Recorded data
= = = = = = =

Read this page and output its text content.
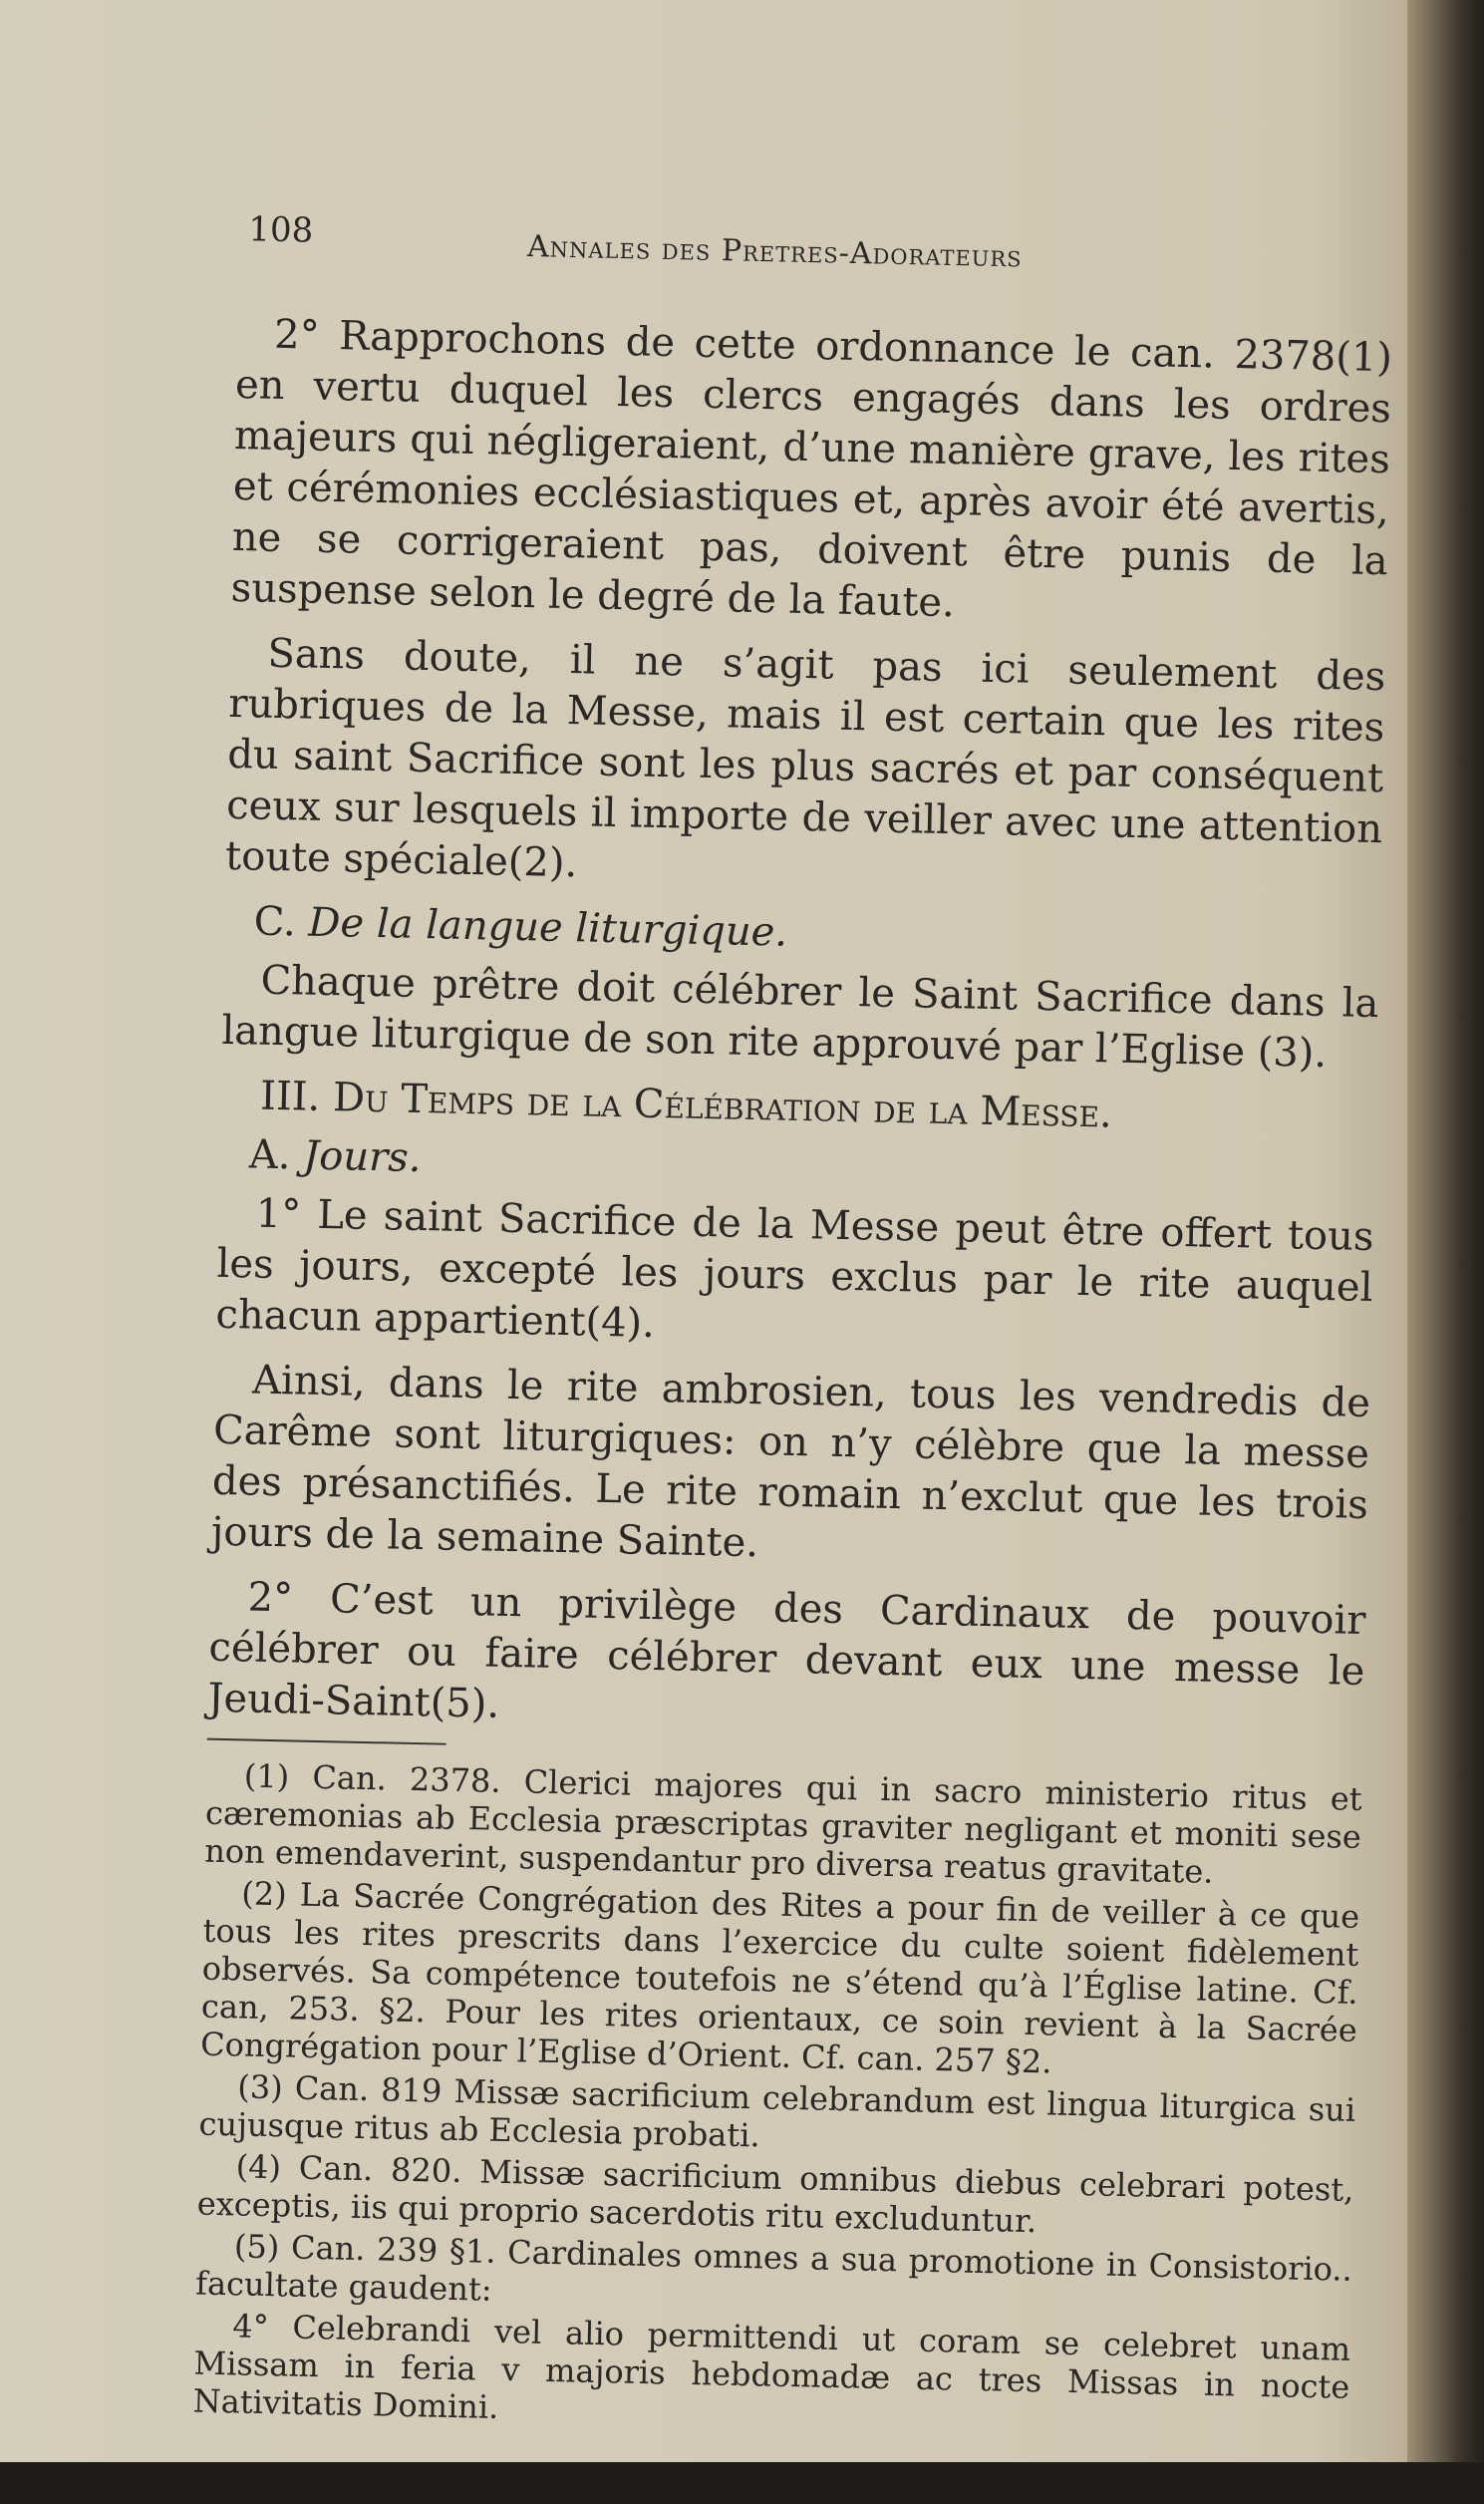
108	Annales des Pretres-Adorateurs

2° Rapprochons de cette ordonnance le can. 2378(1) en vertu duquel les clercs engagés dans les ordres majeurs qui négligeraient, d’une manière grave, les rites et cérémonies ecclésiastiques et, après avoir été avertis, ne se corrigeraient pas, doivent être punis de la suspense selon le degré de la faute.

Sans doute, il ne s’agit pas ici seulement des rubriques de la Messe, mais il est certain que les rites du saint Sacrifice sont les plus sacrés et par conséquent ceux sur lesquels il importe de veiller avec une attention toute spéciale(2).

C. De la langue liturgique.

Chaque prêtre doit célébrer le Saint Sacrifice dans la langue liturgique de son rite approuvé par l’Eglise (3).

III. Du Temps de la Célébration de la Messe.
A. Jours.

1° Le saint Sacrifice de la Messe peut être offert tous les jours, excepté les jours exclus par le rite auquel chacun appartient(4).

Ainsi, dans le rite ambrosien, tous les vendredis de Carême sont liturgiques: on n’y célèbre que la messe des présanctifiés. Le rite romain n’exclut que les trois jours de la semaine Sainte.

2° C’est un privilège des Cardinaux de pouvoir célébrer ou faire célébrer devant eux une messe le Jeudi-Saint(5).

(1) Can. 2378. Clerici majores qui in sacro ministerio ritus et cæremonias ab Ecclesia præscriptas graviter negligant et moniti sese non emendaverint, suspendantur pro diversa reatus gravitate.

(2) La Sacrée Congrégation des Rites a pour fin de veiller à ce que tous les rites prescrits dans l’exercice du culte soient fidèlement observés. Sa compétence toutefois ne s’étend qu’à l’Église latine. Cf. can, 253. §2. Pour les rites orientaux, ce soin revient à la Sacrée Congrégation pour l’Eglise d’Orient. Cf. can. 257 §2.

(3) Can. 819 Missæ sacrificium celebrandum est lingua liturgica sui cujusque ritus ab Ecclesia probati.

(4) Can. 820. Missæ sacrificium omnibus diebus celebrari potest, exceptis, iis qui proprio sacerdotis ritu excluduntur.

(5) Can. 239 §1. Cardinales omnes a sua promotione in Consistorio.. facultate gaudent:

4° Celebrandi vel alio permittendi ut coram se celebret unam Missam in feria v majoris hebdomadæ ac tres Missas in nocte Nativitatis Domini.
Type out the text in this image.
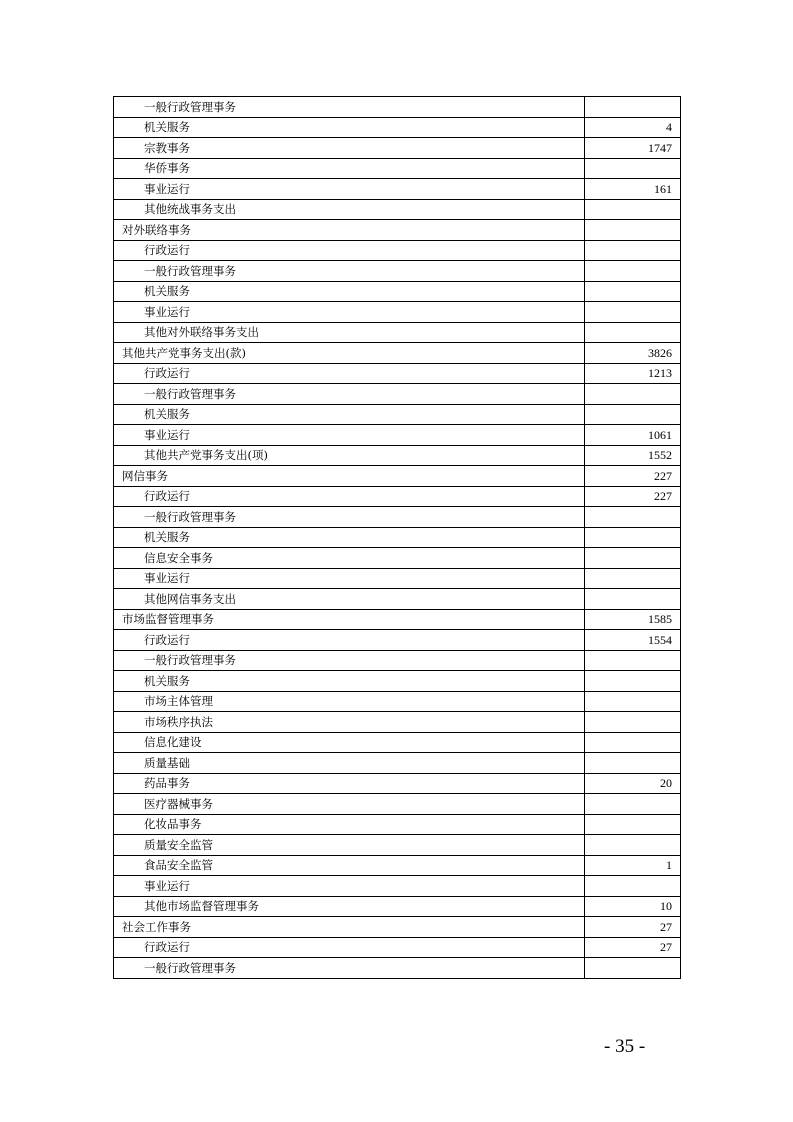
一般行政管理事务	
机关服务	4
宗教事务	1747
华侨事务	
事业运行	161
其他统战事务支出	
对外联络事务	
行政运行	
一般行政管理事务	
机关服务	
事业运行	
其他对外联络事务支出	
其他共产党事务支出(款)	3826
行政运行	1213
一般行政管理事务	
机关服务	
事业运行	1061
其他共产党事务支出(项)	1552
网信事务	227
行政运行	227
一般行政管理事务	
机关服务	
信息安全事务	
事业运行	
其他网信事务支出	
市场监督管理事务	1585
行政运行	1554
一般行政管理事务	
机关服务	
市场主体管理	
市场秩序执法	
信息化建设	
质量基础	
药品事务	20
医疗器械事务	
化妆品事务	
质量安全监管	
食品安全监管	1
事业运行	
其他市场监督管理事务	10
社会工作事务	27
行政运行	27
一般行政管理事务	
- 35 -
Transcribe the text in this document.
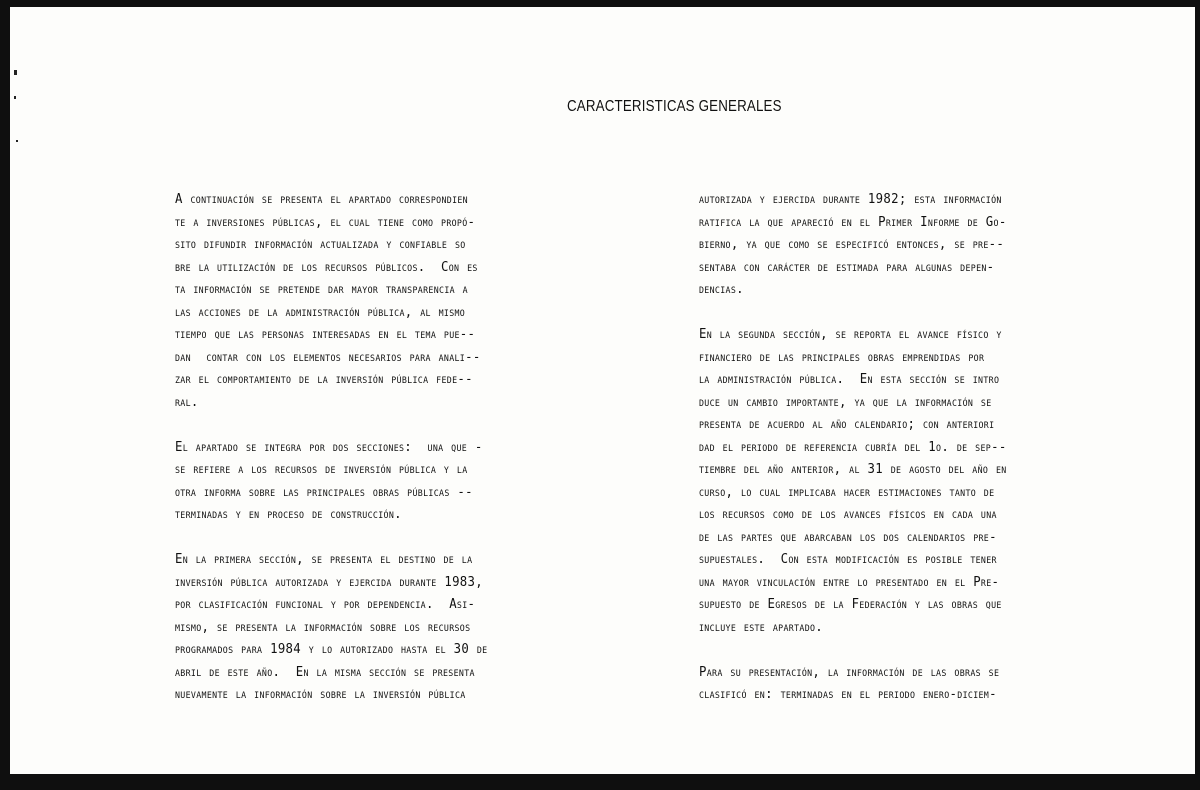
CARACTERISTICAS GENERALES
A continuación se presenta el apartado correspondien
te a inversiones públicas, el cual tiene como propó-
sito difundir información actualizada y confiable so
bre la utilización de los recursos públicos.  Con es
ta información se pretende dar mayor transparencia a
las acciones de la administración pública, al mismo
tiempo que las personas interesadas en el tema pue--
dan  contar con los elementos necesarios para anali--
zar el comportamiento de la inversión pública fede--
ral.
El apartado se integra por dos secciones:  una que -
se refiere a los recursos de inversión pública y la
otra informa sobre las principales obras públicas --
terminadas y en proceso de construcción.
En la primera sección, se presenta el destino de la
inversión pública autorizada y ejercida durante 1983,
por clasificación funcional y por dependencia.  Asi-
mismo, se presenta la información sobre los recursos
programados para 1984 y lo autorizado hasta el 30 de
abril de este año.  En la misma sección se presenta
nuevamente la información sobre la inversión pública
autorizada y ejercida durante 1982; esta información
ratifica la que apareció en el Primer Informe de Go-
bierno, ya que como se especificó entonces, se pre--
sentaba con carácter de estimada para algunas depen-
dencias.
En la segunda sección, se reporta el avance físico y
financiero de las principales obras emprendidas por
la administración pública.  En esta sección se intro
duce un cambio importante, ya que la información se
presenta de acuerdo al año calendario; con anteriori
dad el periodo de referencia cubría del 1o. de sep--
tiembre del año anterior, al 31 de agosto del año en
curso, lo cual implicaba hacer estimaciones tanto de
los recursos como de los avances físicos en cada una
de las partes que abarcaban los dos calendarios pre-
supuestales.  Con esta modificación es posible tener
una mayor vinculación entre lo presentado en el Pre-
supuesto de Egresos de la Federación y las obras que
incluye este apartado.
Para su presentación, la información de las obras se
clasificó en: terminadas en el periodo enero-diciem-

= = = = = = =

### Instructions to follow
Repeat the full listing above exactly, with no pictures in the copy.

### Result of this task
Read this page and output its text content.
108	Annales des Pretres-Adorateurs

2° Rapprochons de cette ordonnance le can. 2378(1) en vertu duquel les clercs engagés dans les ordres majeurs qui négligeraient, d’une manière grave, les rites et cérémonies ecclésiastiques et, après avoir été avertis, ne se corrigeraient pas, doivent être punis de la suspense selon le degré de la faute.

Sans doute, il ne s’agit pas ici seulement des rubriques de la Messe, mais il est certain que les rites du saint Sacrifice sont les plus sacrés et par conséquent ceux sur lesquels il importe de veiller avec une attention toute spéciale(2).

C. De la langue liturgique.

Chaque prêtre doit célébrer le Saint Sacrifice dans la langue liturgique de son rite approuvé par l’Eglise (3).

III. Du Temps de la Célébration de la Messe.
A. Jours.

1° Le saint Sacrifice de la Messe peut être offert tous les jours, excepté les jours exclus par le rite auquel chacun appartient(4).

Ainsi, dans le rite ambrosien, tous les vendredis de Carême sont liturgiques: on n’y célèbre que la messe des présanctifiés. Le rite romain n’exclut que les trois jours de la semaine Sainte.

2° C’est un privilège des Cardinaux de pouvoir célébrer ou faire célébrer devant eux une messe le Jeudi-Saint(5).

(1) Can. 2378. Clerici majores qui in sacro ministerio ritus et cæremonias ab Ecclesia præscriptas graviter negligant et moniti sese non emendaverint, suspendantur pro diversa reatus gravitate.

(2) La Sacrée Congrégation des Rites a pour fin de veiller à ce que tous les rites prescrits dans l’exercice du culte soient fidèlement observés. Sa compétence toutefois ne s’étend qu’à l’Église latine. Cf. can, 253. §2. Pour les rites orientaux, ce soin revient à la Sacrée Congrégation pour l’Eglise d’Orient. Cf. can. 257 §2.

(3) Can. 819 Missæ sacrificium celebrandum est lingua liturgica sui cujusque ritus ab Ecclesia probati.

(4) Can. 820. Missæ sacrificium omnibus diebus celebrari potest, exceptis, iis qui proprio sacerdotis ritu excluduntur.

(5) Can. 239 §1. Cardinales omnes a sua promotione in Consistorio.. facultate gaudent:

4° Celebrandi vel alio permittendi ut coram se celebret unam Missam in feria v majoris hebdomadæ ac tres Missas in nocte Nativitatis Domini.
Type out the text in this image.
一般行政管理事务	
机关服务	4
宗教事务	1747
华侨事务	
事业运行	161
其他统战事务支出	
对外联络事务	
行政运行	
一般行政管理事务	
机关服务	
事业运行	
其他对外联络事务支出	
其他共产党事务支出(款)	3826
行政运行	1213
一般行政管理事务	
机关服务	
事业运行	1061
其他共产党事务支出(项)	1552
网信事务	227
行政运行	227
一般行政管理事务	
机关服务	
信息安全事务	
事业运行	
其他网信事务支出	
市场监督管理事务	1585
行政运行	1554
一般行政管理事务	
机关服务	
市场主体管理	
市场秩序执法	
信息化建设	
质量基础	
药品事务	20
医疗器械事务	
化妆品事务	
质量安全监管	
食品安全监管	1
事业运行	
其他市场监督管理事务	10
社会工作事务	27
行政运行	27
一般行政管理事务	
- 35 -
Transcribe the text in this document.
CARACTERISTICAS GENERALES
A continuación se presenta el apartado correspondien
te a inversiones públicas, el cual tiene como propó-
sito difundir información actualizada y confiable so
bre la utilización de los recursos públicos.  Con es
ta información se pretende dar mayor transparencia a
las acciones de la administración pública, al mismo
tiempo que las personas interesadas en el tema pue--
dan  contar con los elementos necesarios para anali--
zar el comportamiento de la inversión pública fede--
ral.
El apartado se integra por dos secciones:  una que -
se refiere a los recursos de inversión pública y la
otra informa sobre las principales obras públicas --
terminadas y en proceso de construcción.
En la primera sección, se presenta el destino de la
inversión pública autorizada y ejercida durante 1983,
por clasificación funcional y por dependencia.  Asi-
mismo, se presenta la información sobre los recursos
programados para 1984 y lo autorizado hasta el 30 de
abril de este año.  En la misma sección se presenta
nuevamente la información sobre la inversión pública
autorizada y ejercida durante 1982; esta información
ratifica la que apareció en el Primer Informe de Go-
bierno, ya que como se especificó entonces, se pre--
sentaba con carácter de estimada para algunas depen-
dencias.
En la segunda sección, se reporta el avance físico y
financiero de las principales obras emprendidas por
la administración pública.  En esta sección se intro
duce un cambio importante, ya que la información se
presenta de acuerdo al año calendario; con anteriori
dad el periodo de referencia cubría del 1o. de sep--
tiembre del año anterior, al 31 de agosto del año en
curso, lo cual implicaba hacer estimaciones tanto de
los recursos como de los avances físicos en cada una
de las partes que abarcaban los dos calendarios pre-
supuestales.  Con esta modificación es posible tener
una mayor vinculación entre lo presentado en el Pre-
supuesto de Egresos de la Federación y las obras que
incluye este apartado.
Para su presentación, la información de las obras se
clasificó en: terminadas en el periodo enero-diciem-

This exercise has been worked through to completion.